PROBLEM ▸
Your job is to retype all of the data word for word, leaving every image out.

»»

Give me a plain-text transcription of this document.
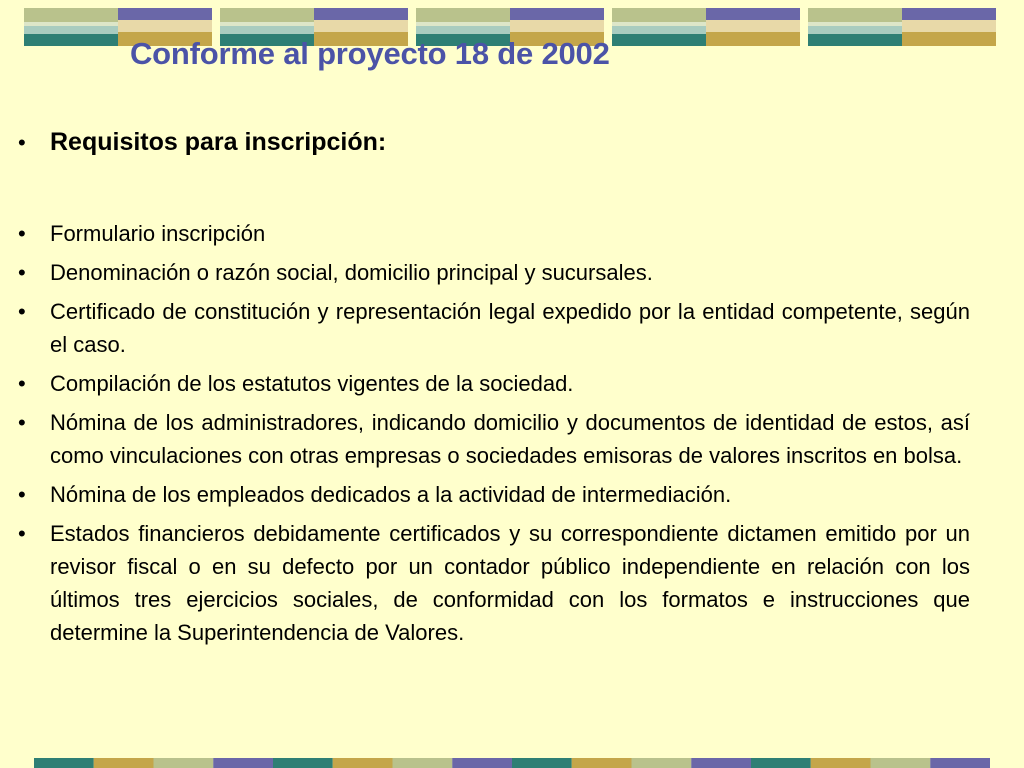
Conforme al proyecto 18 de 2002
• Requisitos para inscripción:
•	Formulario inscripción
•	Denominación o razón social, domicilio principal y sucursales.
•	Certificado de constitución y representación legal expedido por la entidad competente, según el caso.
•	Compilación de los estatutos vigentes de la sociedad.
•	Nómina de los administradores, indicando domicilio y documentos de identidad de estos, así como vinculaciones con otras empresas o sociedades emisoras de valores inscritos en bolsa.
•	Nómina de los empleados dedicados a la actividad de intermediación.
•	Estados financieros debidamente certificados y su correspondiente dictamen emitido por un revisor fiscal o en su defecto por un contador público independiente en relación con los últimos tres ejercicios sociales, de conformidad con los formatos e instrucciones que determine la Superintendencia de Valores.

««

EXERCISE OUTPUT ▸
Give me a plain-text transcription of this document.
Conforme al proyecto 18 de 2002
• Requisitos para inscripción:
•	Formulario inscripción
•	Denominación o razón social, domicilio principal y sucursales.
•	Certificado de constitución y representación legal expedido por la entidad competente, según el caso.
•	Compilación de los estatutos vigentes de la sociedad.
•	Nómina de los administradores, indicando domicilio y documentos de identidad de estos, así como vinculaciones con otras empresas o sociedades emisoras de valores inscritos en bolsa.
•	Nómina de los empleados dedicados a la actividad de intermediación.
•	Estados financieros debidamente certificados y su correspondiente dictamen emitido por un revisor fiscal o en su defecto por un contador público independiente en relación con los últimos tres ejercicios sociales, de conformidad con los formatos e instrucciones que determine la Superintendencia de Valores.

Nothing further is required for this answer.